--- start ---

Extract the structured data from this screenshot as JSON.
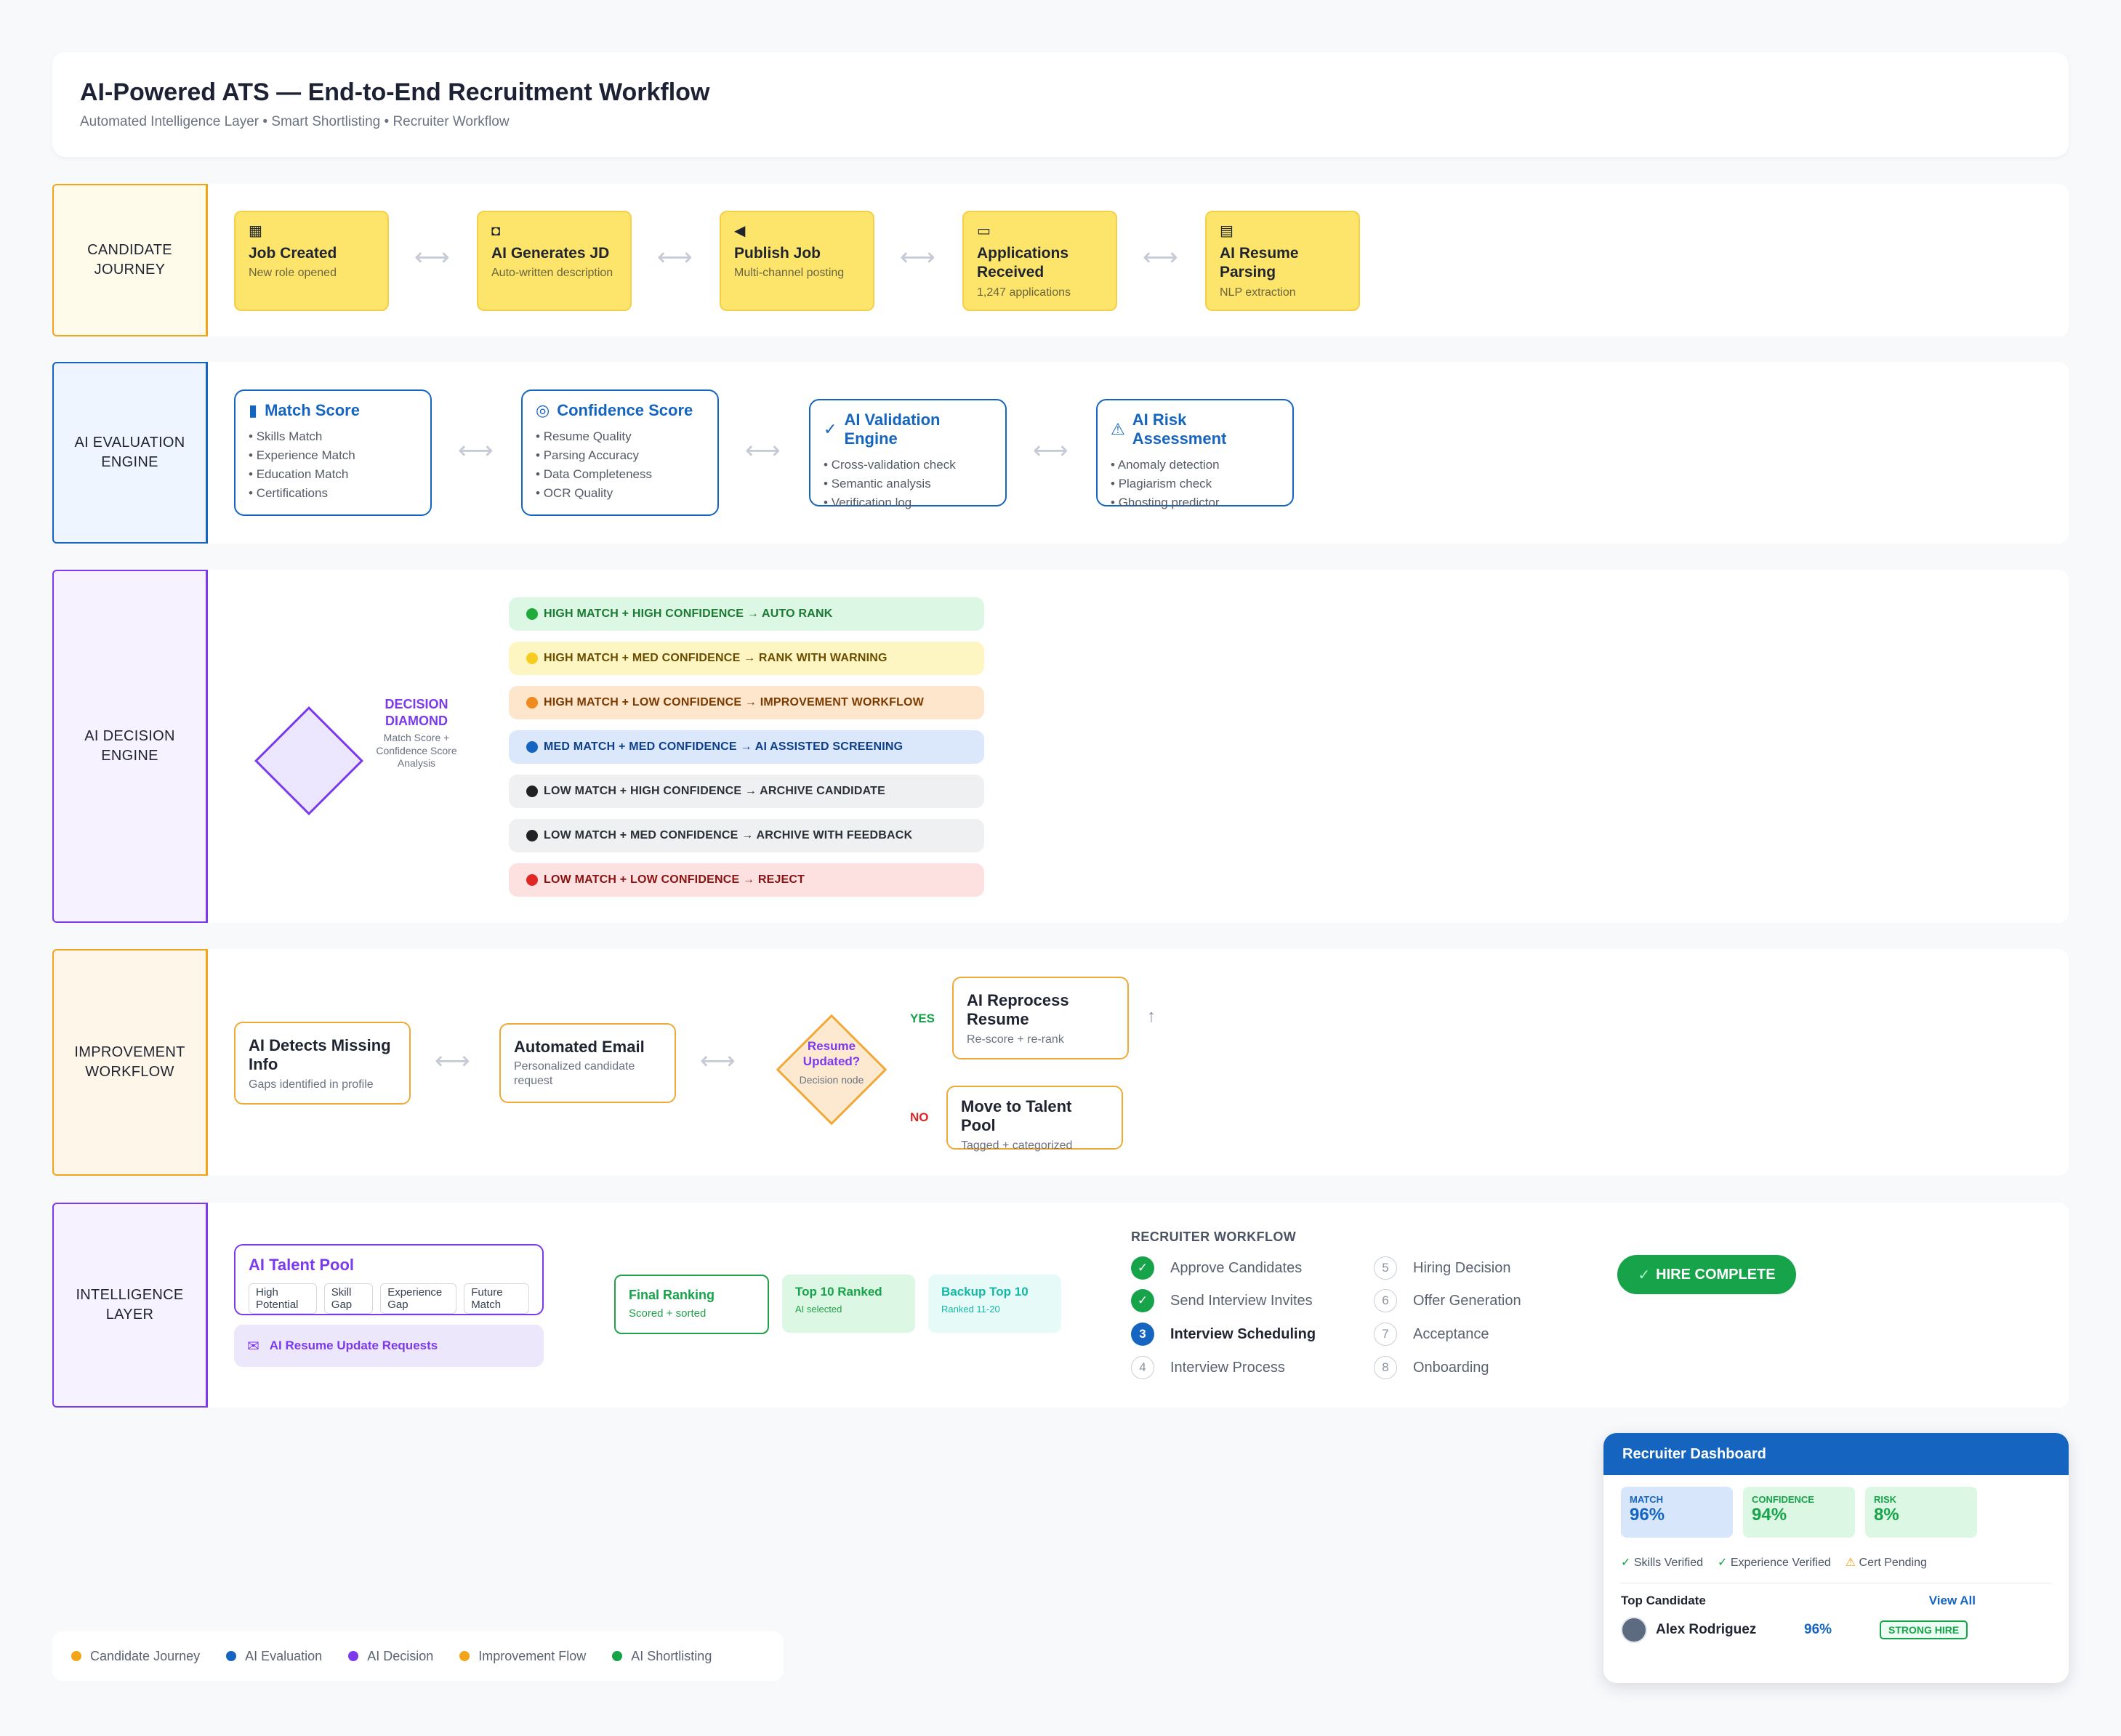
{
  "header": {
    "title": "AI-Powered ATS — End-to-End Recruitment Workflow",
    "subtitle": "Automated Intelligence Layer • Smart Shortlisting • Recruiter Workflow"
  },
  "lanes": {
    "candidate": "CANDIDATE JOURNEY",
    "evaluation": "AI EVALUATION ENGINE",
    "decision": "AI DECISION ENGINE",
    "improvement": "IMPROVEMENT WORKFLOW",
    "intelligence": "INTELLIGENCE LAYER"
  },
  "journey": [
    {
      "title": "Job Created",
      "sub": "New role opened",
      "icon": "building-icon"
    },
    {
      "title": "AI Generates JD",
      "sub": "Auto-written description",
      "icon": "robot-icon"
    },
    {
      "title": "Publish Job",
      "sub": "Multi-channel posting",
      "icon": "megaphone-icon"
    },
    {
      "title": "Applications Received",
      "sub": "1,247 applications",
      "icon": "inbox-icon"
    },
    {
      "title": "AI Resume Parsing",
      "sub": "NLP extraction",
      "icon": "document-icon"
    }
  ],
  "evaluation": [
    {
      "title": "Match Score",
      "icon": "bar-chart-icon",
      "items": [
        "Skills Match",
        "Experience Match",
        "Education Match",
        "Certifications"
      ]
    },
    {
      "title": "Confidence Score",
      "icon": "target-icon",
      "items": [
        "Resume Quality",
        "Parsing Accuracy",
        "Data Completeness",
        "OCR Quality"
      ]
    },
    {
      "title": "AI Validation Engine",
      "icon": "check-circle-icon",
      "items": [
        "Cross-validation check",
        "Semantic analysis",
        "Verification log"
      ]
    },
    {
      "title": "AI Risk Assessment",
      "icon": "warning-icon",
      "items": [
        "Anomaly detection",
        "Plagiarism check",
        "Ghosting predictor"
      ]
    }
  ],
  "decision": {
    "diamond_title": "DECISION DIAMOND",
    "diamond_sub": "Match Score + Confidence Score Analysis",
    "rules": [
      {
        "text": "HIGH MATCH + HIGH CONFIDENCE → AUTO RANK",
        "color": "#1faa3a",
        "bg": "#dcf7e3",
        "fg": "#1a7a33"
      },
      {
        "text": "HIGH MATCH + MED CONFIDENCE → RANK WITH WARNING",
        "color": "#f5cc1f",
        "bg": "#fdf6c2",
        "fg": "#6b4d00"
      },
      {
        "text": "HIGH MATCH + LOW CONFIDENCE → IMPROVEMENT WORKFLOW",
        "color": "#f08a1c",
        "bg": "#fde6cc",
        "fg": "#7a3a00"
      },
      {
        "text": "MED MATCH + MED CONFIDENCE → AI ASSISTED SCREENING",
        "color": "#1565c0",
        "bg": "#dbe8fb",
        "fg": "#0d3f8a"
      },
      {
        "text": "LOW MATCH + HIGH CONFIDENCE → ARCHIVE CANDIDATE",
        "color": "#222222",
        "bg": "#eff0f2",
        "fg": "#2b2f38"
      },
      {
        "text": "LOW MATCH + MED CONFIDENCE → ARCHIVE WITH FEEDBACK",
        "color": "#222222",
        "bg": "#eff0f2",
        "fg": "#2b2f38"
      },
      {
        "text": "LOW MATCH + LOW CONFIDENCE → REJECT",
        "color": "#e02626",
        "bg": "#fde0e0",
        "fg": "#8a1212"
      }
    ]
  },
  "improvement": {
    "detect": {
      "title": "AI Detects Missing Info",
      "sub": "Gaps identified in profile"
    },
    "email": {
      "title": "Automated Email",
      "sub": "Personalized candidate request"
    },
    "diamond": {
      "title": "Resume Updated?",
      "sub": "Decision node"
    },
    "yes": "YES",
    "no": "NO",
    "reprocess": {
      "title": "AI Reprocess Resume",
      "sub": "Re-score + re-rank"
    },
    "talent": {
      "title": "Move to Talent Pool",
      "sub": "Tagged + categorized"
    }
  },
  "intelligence": {
    "pool_title": "AI Talent Pool",
    "tags": [
      "High Potential",
      "Skill Gap",
      "Experience Gap",
      "Future Match"
    ],
    "update_requests": "AI Resume Update Requests",
    "final": {
      "title": "Final Ranking",
      "sub": "Scored + sorted"
    },
    "top10": {
      "title": "Top 10 Ranked",
      "sub": "AI selected"
    },
    "backup": {
      "title": "Backup Top 10",
      "sub": "Ranked 11-20"
    }
  },
  "recruiter": {
    "heading": "RECRUITER WORKFLOW",
    "steps_left": [
      {
        "num": "",
        "label": "Approve Candidates",
        "state": "done"
      },
      {
        "num": "",
        "label": "Send Interview Invites",
        "state": "done"
      },
      {
        "num": "3",
        "label": "Interview Scheduling",
        "state": "current"
      },
      {
        "num": "4",
        "label": "Interview Process",
        "state": "pending"
      }
    ],
    "steps_right": [
      {
        "num": "5",
        "label": "Hiring Decision"
      },
      {
        "num": "6",
        "label": "Offer Generation"
      },
      {
        "num": "7",
        "label": "Acceptance"
      },
      {
        "num": "8",
        "label": "Onboarding"
      }
    ],
    "hire_button": "HIRE COMPLETE"
  },
  "dashboard": {
    "title": "Recruiter Dashboard",
    "metrics": [
      {
        "label": "MATCH",
        "value": "96%"
      },
      {
        "label": "CONFIDENCE",
        "value": "94%"
      },
      {
        "label": "RISK",
        "value": "8%"
      }
    ],
    "checks": [
      "Skills Verified",
      "Experience Verified",
      "Cert Pending"
    ],
    "top_label": "Top Candidate",
    "view_all": "View All",
    "candidate_name": "Alex Rodriguez",
    "candidate_score": "96%",
    "candidate_badge": "STRONG HIRE"
  },
  "legend": [
    "Candidate Journey",
    "AI Evaluation",
    "AI Decision",
    "Improvement Flow",
    "AI Shortlisting"
  ],
  "colors": {
    "candidate": "#f2a51a",
    "evaluation": "#1565c0",
    "decision": "#7c3aed",
    "improvement": "#f2a51a",
    "shortlisting": "#16a34a"
  }
}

--- end ---

In the records above, locate each line with the word "Resume". Copy all such lines.

      "title": "AI Resume Parsing",
        "Resume Quality",
      "title": "Resume Updated?",
      "title": "AI Reprocess Resume",
    "update_requests": "AI Resume Update Requests",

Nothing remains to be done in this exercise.